[Page transcription records]

'''

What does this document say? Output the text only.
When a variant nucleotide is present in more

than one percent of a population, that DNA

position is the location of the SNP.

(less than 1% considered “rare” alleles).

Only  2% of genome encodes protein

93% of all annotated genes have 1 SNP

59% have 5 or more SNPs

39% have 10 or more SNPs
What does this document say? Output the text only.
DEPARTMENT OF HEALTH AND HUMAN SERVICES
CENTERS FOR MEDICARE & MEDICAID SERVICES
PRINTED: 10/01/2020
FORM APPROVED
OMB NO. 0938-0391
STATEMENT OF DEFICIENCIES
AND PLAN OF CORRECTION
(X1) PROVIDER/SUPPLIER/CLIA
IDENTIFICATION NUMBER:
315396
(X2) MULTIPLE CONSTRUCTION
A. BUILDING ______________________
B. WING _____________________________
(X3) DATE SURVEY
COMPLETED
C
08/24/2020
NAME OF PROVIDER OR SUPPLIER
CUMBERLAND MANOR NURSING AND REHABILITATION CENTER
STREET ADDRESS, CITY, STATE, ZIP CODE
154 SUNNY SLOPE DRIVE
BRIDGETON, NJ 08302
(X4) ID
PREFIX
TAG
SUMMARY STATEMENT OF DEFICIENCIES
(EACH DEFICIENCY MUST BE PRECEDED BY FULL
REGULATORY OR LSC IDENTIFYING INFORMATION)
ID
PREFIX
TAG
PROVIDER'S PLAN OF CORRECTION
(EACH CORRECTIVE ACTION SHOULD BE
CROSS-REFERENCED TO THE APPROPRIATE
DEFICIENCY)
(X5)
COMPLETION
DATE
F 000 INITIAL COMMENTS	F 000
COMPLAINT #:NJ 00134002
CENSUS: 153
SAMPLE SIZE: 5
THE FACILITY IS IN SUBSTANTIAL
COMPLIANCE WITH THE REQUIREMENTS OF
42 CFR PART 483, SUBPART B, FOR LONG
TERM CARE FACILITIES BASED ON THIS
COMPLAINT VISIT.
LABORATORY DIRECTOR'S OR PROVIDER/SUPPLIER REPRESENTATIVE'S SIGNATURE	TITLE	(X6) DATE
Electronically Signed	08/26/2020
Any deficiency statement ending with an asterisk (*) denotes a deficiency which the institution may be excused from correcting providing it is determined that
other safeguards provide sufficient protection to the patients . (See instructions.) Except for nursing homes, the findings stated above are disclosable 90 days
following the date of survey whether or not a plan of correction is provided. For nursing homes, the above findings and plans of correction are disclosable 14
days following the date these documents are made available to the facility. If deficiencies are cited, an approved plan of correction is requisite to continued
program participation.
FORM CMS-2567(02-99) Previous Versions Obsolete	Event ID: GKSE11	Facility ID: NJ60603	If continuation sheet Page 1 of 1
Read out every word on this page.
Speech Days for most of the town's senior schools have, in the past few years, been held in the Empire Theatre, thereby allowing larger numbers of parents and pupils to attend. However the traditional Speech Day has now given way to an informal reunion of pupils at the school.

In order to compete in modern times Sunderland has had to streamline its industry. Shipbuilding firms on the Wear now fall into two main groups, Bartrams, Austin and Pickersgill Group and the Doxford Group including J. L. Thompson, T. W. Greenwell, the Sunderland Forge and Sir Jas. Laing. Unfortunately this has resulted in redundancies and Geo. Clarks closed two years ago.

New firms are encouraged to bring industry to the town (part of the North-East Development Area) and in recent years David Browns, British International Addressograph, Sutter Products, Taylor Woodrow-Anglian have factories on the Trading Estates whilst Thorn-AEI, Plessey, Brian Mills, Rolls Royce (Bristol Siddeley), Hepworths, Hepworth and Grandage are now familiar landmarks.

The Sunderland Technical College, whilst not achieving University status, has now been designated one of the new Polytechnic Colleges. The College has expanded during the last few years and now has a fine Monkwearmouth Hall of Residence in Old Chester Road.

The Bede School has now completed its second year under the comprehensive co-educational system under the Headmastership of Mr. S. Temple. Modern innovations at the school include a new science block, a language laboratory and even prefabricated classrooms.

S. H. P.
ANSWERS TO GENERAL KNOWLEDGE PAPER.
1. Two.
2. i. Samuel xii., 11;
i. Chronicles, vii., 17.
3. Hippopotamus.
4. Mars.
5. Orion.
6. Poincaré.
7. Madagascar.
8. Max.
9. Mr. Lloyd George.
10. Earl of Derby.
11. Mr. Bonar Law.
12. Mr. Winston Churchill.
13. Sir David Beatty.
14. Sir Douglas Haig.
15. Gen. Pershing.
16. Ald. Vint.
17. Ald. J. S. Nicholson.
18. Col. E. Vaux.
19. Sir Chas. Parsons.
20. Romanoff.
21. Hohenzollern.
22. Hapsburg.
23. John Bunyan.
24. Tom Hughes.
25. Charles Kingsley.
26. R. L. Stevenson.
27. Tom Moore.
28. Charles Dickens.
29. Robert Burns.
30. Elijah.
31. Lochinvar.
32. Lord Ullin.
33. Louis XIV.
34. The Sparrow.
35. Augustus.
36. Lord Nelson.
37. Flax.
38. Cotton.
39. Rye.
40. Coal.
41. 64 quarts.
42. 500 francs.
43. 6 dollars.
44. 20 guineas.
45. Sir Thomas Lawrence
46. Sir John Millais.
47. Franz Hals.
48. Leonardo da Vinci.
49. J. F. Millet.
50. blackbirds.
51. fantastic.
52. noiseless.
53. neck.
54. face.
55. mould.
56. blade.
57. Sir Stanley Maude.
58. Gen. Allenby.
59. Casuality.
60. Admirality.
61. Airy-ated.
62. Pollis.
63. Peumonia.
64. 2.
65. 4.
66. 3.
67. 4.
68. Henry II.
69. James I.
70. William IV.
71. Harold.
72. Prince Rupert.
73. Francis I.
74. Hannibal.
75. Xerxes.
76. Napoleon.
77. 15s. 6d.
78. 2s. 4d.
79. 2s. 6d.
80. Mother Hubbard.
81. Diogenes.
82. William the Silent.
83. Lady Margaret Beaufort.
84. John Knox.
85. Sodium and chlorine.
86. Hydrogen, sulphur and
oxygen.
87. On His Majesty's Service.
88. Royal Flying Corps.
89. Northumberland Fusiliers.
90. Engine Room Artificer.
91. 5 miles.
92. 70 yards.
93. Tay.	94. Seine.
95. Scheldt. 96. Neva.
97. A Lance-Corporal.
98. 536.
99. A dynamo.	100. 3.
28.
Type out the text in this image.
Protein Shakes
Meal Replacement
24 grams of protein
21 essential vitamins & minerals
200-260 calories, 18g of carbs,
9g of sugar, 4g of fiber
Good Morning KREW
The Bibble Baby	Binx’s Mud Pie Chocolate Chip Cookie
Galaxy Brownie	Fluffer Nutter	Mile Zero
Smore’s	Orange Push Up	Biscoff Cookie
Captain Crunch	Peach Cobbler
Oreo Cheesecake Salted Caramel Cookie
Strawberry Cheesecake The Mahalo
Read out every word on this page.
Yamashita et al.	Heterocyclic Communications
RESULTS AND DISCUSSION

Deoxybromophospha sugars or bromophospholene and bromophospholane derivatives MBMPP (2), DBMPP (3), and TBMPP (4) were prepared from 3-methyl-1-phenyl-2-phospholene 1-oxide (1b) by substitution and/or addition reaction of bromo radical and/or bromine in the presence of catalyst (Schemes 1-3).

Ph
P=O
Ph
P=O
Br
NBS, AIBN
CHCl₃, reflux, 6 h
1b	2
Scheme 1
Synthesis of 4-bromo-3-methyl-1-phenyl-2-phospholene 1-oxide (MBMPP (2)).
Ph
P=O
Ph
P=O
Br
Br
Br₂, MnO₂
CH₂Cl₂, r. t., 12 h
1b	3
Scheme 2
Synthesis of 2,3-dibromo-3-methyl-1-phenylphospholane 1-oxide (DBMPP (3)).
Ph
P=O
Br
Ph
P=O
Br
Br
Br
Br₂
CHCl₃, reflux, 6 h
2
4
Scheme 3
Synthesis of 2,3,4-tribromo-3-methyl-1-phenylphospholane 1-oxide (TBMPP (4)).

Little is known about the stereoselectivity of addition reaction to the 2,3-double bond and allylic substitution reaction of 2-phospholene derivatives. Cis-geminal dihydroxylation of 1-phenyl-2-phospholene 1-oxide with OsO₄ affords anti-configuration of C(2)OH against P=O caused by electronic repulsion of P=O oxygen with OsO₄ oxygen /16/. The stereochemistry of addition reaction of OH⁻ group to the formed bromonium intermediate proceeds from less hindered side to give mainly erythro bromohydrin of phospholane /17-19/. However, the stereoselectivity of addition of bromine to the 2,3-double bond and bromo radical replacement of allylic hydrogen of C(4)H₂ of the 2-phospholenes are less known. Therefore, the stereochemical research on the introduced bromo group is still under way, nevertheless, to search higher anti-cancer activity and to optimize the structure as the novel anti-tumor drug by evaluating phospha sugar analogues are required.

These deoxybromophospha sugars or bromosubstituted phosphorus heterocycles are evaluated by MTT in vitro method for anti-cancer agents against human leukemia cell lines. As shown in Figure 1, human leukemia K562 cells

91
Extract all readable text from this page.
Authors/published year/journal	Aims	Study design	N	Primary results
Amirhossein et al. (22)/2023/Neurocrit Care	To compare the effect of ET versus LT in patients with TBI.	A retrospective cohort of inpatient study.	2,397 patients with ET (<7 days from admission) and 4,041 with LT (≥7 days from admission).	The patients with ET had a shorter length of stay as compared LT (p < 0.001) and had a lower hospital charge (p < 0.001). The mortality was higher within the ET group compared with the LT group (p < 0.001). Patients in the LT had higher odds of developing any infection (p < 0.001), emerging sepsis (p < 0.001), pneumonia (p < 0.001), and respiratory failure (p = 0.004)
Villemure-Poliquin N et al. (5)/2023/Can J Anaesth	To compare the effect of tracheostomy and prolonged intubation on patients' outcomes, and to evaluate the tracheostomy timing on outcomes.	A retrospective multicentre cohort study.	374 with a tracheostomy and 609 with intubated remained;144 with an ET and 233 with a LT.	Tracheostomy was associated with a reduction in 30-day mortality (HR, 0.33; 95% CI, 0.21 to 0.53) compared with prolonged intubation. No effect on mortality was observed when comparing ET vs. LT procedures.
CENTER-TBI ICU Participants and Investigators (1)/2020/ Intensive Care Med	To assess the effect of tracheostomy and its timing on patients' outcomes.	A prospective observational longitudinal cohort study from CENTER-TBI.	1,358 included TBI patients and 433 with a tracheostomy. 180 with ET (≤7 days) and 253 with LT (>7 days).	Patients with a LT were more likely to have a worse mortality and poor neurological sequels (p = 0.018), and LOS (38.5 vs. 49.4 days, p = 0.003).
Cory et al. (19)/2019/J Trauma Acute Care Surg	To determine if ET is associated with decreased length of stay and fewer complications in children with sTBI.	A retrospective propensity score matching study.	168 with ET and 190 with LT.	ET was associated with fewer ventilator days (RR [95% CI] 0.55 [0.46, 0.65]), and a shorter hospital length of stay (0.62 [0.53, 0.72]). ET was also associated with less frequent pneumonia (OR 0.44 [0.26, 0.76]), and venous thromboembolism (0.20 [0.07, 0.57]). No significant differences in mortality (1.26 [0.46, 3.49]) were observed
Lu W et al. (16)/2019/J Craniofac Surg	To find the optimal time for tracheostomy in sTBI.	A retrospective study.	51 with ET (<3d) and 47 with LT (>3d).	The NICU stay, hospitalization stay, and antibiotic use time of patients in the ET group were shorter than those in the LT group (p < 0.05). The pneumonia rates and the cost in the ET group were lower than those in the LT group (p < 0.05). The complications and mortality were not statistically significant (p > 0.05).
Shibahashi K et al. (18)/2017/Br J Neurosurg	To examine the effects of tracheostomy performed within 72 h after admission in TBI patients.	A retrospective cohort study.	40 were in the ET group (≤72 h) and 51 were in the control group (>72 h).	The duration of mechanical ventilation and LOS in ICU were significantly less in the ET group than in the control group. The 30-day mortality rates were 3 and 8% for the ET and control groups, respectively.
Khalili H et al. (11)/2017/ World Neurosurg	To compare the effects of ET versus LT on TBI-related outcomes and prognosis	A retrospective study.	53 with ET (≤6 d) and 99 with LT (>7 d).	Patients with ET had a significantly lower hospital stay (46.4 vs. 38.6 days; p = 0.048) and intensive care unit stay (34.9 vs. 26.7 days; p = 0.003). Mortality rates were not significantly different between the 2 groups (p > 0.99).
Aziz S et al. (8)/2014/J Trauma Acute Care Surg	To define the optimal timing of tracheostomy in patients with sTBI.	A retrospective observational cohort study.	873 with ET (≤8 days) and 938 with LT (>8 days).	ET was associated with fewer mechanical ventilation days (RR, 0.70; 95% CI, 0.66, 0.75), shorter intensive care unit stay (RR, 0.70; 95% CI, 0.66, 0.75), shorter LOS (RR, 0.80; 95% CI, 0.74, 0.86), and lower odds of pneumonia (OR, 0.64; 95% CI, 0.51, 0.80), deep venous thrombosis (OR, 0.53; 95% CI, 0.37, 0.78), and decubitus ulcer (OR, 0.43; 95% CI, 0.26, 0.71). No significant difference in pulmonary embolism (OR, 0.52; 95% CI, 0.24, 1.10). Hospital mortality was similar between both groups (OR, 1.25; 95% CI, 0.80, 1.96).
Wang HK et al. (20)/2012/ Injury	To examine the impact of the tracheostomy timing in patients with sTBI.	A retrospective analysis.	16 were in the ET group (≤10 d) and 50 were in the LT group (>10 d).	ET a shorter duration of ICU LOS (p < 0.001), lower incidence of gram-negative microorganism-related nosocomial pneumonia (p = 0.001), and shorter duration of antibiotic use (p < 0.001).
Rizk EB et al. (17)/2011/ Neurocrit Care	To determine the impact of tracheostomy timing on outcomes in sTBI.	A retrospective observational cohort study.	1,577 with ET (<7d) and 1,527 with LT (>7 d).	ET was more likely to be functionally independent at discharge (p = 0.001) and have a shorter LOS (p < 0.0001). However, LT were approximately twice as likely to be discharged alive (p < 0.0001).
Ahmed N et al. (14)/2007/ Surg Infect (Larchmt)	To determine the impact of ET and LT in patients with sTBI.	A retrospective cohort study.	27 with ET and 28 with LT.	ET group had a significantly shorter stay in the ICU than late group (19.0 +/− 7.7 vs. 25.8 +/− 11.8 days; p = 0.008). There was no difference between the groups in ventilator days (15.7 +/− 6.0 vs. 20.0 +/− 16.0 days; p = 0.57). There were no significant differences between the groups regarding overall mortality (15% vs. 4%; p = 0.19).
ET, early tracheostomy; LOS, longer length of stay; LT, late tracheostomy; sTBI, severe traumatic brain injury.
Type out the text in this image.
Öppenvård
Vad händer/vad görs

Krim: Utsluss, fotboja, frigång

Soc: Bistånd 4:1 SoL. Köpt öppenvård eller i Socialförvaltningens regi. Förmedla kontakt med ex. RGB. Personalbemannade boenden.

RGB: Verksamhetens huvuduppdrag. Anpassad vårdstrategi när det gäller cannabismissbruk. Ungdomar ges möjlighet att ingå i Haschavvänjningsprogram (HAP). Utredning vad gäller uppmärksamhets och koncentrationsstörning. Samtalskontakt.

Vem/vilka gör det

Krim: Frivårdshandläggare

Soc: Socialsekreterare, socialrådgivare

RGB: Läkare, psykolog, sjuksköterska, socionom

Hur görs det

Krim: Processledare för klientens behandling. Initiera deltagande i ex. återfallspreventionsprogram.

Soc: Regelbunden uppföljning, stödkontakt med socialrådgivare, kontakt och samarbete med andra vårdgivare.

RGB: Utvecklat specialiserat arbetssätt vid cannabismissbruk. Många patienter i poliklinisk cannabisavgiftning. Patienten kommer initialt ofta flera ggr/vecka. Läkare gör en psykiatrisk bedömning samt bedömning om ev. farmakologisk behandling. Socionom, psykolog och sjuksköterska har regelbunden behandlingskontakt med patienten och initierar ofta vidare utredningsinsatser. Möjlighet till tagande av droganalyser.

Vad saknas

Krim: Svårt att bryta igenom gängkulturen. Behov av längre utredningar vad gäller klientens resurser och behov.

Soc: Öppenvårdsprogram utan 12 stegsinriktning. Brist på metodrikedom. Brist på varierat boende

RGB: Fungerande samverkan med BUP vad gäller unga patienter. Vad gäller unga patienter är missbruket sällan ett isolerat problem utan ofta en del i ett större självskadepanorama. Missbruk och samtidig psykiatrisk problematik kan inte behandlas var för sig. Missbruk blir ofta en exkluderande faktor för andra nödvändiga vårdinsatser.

'''

**WORK ITEM**
Using the records above, filter out every line that lacks the string "psykiatrisk" and copy the rest.

**TASK RESULT**
RGB: Utvecklat specialiserat arbetssätt vid cannabismissbruk. Många patienter i poliklinisk cannabisavgiftning. Patienten kommer initialt ofta flera ggr/vecka. Läkare gör en psykiatrisk bedömning samt bedömning om ev. farmakologisk behandling. Socionom, psykolog och sjuksköterska har regelbunden behandlingskontakt med patienten och initierar ofta vidare utredningsinsatser. Möjlighet till tagande av droganalyser.
RGB: Fungerande samverkan med BUP vad gäller unga patienter. Vad gäller unga patienter är missbruket sällan ett isolerat problem utan ofta en del i ett större självskadepanorama. Missbruk och samtidig psykiatrisk problematik kan inte behandlas var för sig. Missbruk blir ofta en exkluderande faktor för andra nödvändiga vårdinsatser.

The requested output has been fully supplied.